Short task
Records follow. Copy every line with "title".

Dataset entries

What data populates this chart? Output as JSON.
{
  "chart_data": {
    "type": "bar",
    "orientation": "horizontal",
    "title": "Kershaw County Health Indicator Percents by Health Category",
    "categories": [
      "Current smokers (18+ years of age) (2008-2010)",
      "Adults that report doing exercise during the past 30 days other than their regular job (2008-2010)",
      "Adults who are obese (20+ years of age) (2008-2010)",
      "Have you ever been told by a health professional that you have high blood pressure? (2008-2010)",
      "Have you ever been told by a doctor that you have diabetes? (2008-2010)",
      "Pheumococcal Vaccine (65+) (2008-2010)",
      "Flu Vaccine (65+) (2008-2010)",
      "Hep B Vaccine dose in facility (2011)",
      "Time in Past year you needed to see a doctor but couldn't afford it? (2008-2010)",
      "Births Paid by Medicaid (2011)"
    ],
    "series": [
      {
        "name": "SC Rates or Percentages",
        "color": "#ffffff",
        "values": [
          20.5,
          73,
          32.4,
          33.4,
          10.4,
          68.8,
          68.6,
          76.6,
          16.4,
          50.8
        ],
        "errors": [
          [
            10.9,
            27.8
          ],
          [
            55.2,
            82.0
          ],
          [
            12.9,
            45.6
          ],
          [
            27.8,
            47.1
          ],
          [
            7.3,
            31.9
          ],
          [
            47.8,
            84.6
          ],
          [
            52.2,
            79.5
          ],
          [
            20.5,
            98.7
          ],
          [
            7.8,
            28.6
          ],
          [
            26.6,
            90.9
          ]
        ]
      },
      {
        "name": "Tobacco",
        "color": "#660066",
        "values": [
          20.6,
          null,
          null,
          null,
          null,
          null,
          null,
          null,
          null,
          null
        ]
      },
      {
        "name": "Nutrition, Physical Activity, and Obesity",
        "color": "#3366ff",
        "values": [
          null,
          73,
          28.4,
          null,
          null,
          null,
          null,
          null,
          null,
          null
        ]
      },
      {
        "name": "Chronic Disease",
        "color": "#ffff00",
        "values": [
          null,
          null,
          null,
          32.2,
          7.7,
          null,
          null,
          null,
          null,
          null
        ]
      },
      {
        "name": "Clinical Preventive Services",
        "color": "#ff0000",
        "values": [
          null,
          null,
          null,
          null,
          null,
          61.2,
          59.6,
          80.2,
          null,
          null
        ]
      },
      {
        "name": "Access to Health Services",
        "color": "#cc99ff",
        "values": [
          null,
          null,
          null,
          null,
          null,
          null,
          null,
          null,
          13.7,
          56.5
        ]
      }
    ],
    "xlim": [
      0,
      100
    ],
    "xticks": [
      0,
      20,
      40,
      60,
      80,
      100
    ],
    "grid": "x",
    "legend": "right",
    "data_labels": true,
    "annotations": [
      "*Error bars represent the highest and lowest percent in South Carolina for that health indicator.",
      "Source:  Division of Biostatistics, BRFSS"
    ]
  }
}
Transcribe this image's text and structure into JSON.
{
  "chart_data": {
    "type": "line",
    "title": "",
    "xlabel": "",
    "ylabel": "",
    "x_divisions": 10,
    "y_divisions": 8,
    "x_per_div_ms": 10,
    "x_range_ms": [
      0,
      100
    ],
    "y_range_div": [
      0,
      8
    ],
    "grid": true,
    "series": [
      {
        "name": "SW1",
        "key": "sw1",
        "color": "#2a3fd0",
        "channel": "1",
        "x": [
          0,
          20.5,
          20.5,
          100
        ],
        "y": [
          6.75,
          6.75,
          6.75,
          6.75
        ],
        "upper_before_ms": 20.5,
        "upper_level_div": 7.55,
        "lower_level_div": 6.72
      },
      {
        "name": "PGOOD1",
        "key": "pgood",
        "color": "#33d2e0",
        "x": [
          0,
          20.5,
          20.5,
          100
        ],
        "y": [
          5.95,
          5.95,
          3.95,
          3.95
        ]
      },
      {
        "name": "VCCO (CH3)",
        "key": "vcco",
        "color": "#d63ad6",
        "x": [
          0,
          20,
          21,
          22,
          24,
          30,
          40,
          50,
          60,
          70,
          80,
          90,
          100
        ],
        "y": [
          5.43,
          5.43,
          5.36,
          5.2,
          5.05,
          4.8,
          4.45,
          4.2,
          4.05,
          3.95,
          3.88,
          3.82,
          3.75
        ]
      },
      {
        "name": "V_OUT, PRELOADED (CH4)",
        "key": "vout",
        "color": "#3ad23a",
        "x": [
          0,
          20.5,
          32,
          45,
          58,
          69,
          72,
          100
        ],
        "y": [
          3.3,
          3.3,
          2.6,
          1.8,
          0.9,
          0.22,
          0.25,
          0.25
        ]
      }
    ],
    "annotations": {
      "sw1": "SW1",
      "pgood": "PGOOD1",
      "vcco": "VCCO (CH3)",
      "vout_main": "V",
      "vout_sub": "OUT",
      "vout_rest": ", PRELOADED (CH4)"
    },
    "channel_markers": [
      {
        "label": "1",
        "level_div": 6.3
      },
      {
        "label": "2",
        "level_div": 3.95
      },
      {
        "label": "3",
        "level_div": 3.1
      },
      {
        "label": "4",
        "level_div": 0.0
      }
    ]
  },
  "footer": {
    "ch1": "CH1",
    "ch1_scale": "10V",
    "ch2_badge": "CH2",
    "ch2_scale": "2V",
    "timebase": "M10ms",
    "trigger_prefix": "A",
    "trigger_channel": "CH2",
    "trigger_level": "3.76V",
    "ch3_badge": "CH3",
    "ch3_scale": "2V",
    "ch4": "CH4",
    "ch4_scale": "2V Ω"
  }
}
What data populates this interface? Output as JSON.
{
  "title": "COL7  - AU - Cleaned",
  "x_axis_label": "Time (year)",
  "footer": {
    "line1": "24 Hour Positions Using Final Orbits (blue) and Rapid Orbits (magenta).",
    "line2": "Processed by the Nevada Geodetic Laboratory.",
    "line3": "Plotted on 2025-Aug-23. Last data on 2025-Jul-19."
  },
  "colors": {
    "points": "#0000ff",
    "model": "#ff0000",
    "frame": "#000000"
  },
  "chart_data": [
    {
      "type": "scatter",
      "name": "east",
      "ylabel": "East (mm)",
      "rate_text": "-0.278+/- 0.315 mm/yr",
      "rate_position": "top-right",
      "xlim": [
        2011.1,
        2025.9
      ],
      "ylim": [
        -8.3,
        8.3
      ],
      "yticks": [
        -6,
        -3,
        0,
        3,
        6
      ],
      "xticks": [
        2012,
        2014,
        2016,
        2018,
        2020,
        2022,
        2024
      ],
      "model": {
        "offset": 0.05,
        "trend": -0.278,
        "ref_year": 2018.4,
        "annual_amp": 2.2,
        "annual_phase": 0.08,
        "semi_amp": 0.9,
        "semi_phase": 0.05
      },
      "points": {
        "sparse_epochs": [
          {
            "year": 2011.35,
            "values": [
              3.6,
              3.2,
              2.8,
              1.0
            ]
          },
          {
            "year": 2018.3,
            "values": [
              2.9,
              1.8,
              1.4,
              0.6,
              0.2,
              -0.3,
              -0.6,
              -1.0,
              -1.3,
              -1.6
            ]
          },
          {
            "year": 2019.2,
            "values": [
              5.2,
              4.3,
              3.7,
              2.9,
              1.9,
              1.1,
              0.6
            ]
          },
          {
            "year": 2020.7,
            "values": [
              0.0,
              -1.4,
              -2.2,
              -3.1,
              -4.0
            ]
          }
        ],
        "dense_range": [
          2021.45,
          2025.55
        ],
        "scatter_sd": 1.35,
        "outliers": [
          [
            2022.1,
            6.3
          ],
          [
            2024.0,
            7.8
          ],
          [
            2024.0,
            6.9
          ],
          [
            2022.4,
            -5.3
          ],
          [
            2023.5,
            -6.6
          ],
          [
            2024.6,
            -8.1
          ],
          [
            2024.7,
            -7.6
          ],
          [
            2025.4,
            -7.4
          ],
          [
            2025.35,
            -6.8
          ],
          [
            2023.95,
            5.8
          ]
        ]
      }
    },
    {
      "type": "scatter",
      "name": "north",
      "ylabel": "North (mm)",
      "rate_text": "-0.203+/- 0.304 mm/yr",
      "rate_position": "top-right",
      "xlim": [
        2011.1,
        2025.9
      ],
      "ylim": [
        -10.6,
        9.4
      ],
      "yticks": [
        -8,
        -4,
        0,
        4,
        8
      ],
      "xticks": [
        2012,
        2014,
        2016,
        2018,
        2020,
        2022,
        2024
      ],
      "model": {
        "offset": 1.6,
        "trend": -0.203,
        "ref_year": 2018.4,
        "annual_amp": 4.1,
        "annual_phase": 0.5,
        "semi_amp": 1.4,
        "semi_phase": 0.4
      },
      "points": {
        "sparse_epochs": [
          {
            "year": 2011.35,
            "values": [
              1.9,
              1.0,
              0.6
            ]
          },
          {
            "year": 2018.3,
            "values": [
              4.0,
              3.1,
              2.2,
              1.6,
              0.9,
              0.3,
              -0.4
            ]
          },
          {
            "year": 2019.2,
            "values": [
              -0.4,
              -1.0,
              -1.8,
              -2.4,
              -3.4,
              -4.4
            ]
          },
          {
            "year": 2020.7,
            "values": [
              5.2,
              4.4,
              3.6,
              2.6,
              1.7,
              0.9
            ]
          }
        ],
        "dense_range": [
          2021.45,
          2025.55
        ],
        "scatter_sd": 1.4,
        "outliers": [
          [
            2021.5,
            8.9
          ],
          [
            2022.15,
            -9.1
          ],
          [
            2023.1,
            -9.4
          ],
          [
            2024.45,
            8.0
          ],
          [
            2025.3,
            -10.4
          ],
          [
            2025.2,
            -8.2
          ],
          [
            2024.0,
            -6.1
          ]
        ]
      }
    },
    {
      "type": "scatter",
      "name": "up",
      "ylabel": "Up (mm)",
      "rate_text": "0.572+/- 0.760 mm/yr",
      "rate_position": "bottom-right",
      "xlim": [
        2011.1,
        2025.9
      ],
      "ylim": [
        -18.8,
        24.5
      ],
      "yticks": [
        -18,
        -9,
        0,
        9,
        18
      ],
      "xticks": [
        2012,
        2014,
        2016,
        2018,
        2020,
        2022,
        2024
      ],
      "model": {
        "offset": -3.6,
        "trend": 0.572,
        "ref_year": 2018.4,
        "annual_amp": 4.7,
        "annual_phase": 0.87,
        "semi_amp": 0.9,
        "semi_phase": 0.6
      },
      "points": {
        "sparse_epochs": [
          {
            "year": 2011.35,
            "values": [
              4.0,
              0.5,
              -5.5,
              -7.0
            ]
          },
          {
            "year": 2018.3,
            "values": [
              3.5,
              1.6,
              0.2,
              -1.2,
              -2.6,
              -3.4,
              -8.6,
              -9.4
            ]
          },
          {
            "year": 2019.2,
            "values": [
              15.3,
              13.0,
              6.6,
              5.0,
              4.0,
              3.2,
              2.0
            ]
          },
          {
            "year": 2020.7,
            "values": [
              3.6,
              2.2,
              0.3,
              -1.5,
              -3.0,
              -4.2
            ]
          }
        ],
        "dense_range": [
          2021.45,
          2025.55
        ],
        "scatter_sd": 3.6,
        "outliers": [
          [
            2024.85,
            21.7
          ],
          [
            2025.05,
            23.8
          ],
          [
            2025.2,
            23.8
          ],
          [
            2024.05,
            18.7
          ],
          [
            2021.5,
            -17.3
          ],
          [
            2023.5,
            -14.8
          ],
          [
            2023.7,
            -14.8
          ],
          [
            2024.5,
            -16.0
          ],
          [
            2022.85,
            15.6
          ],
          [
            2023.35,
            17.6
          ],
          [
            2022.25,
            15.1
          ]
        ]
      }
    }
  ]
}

Result of the task
    "title": "Kershaw County Health Indicator Percents by Health Category",
    "title": "",
  "title": "COL7  - AU - Cleaned",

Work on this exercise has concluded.